*To be done*: Extract the text of each entry below exactly, leaving every image behind.

*Provided entries*:

[BEGIN]

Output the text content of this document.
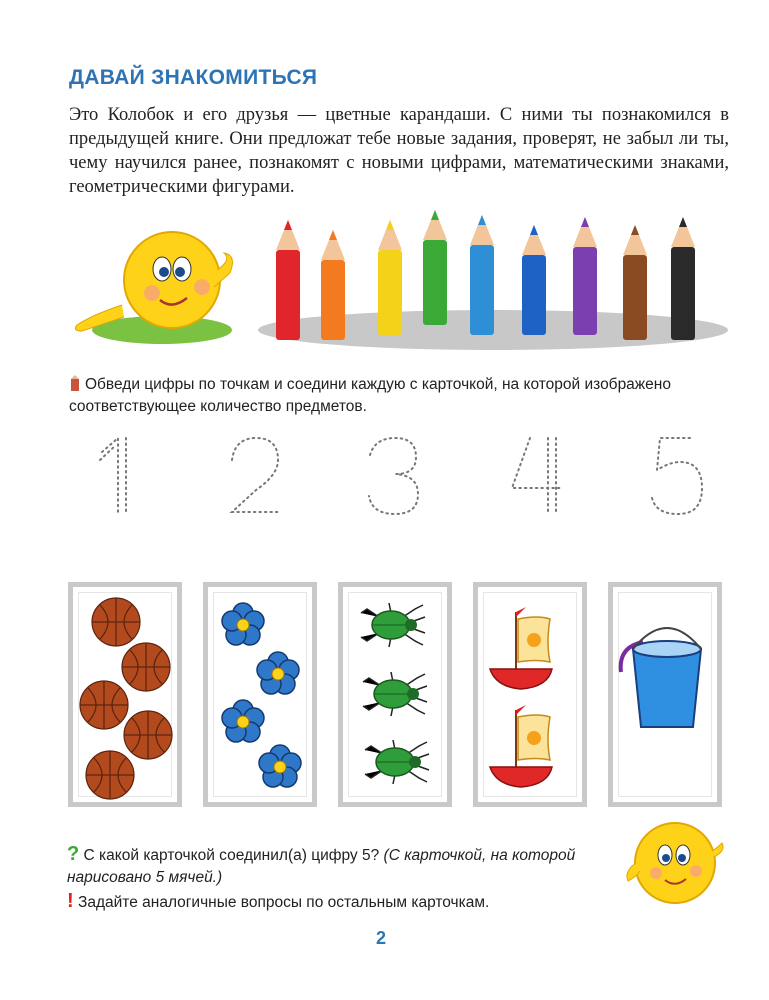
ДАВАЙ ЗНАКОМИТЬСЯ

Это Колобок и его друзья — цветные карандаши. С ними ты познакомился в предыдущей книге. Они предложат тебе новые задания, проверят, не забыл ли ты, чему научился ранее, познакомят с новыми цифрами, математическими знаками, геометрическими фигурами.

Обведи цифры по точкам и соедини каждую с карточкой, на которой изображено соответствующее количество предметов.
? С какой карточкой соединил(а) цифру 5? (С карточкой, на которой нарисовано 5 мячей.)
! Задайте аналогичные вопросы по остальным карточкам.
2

[END]

*Result of this task*:
Output the text content of this document.
ДАВАЙ ЗНАКОМИТЬСЯ

Это Колобок и его друзья — цветные карандаши. С ними ты познакомился в предыдущей книге. Они предложат тебе новые задания, проверят, не забыл ли ты, чему научился ранее, познакомят с новыми цифрами, математическими знаками, геометрическими фигурами.

Обведи цифры по точкам и соедини каждую с карточкой, на которой изображено соответствующее количество предметов.
? С какой карточкой соединил(а) цифру 5? (С карточкой, на которой нарисовано 5 мячей.)
! Задайте аналогичные вопросы по остальным карточкам.
2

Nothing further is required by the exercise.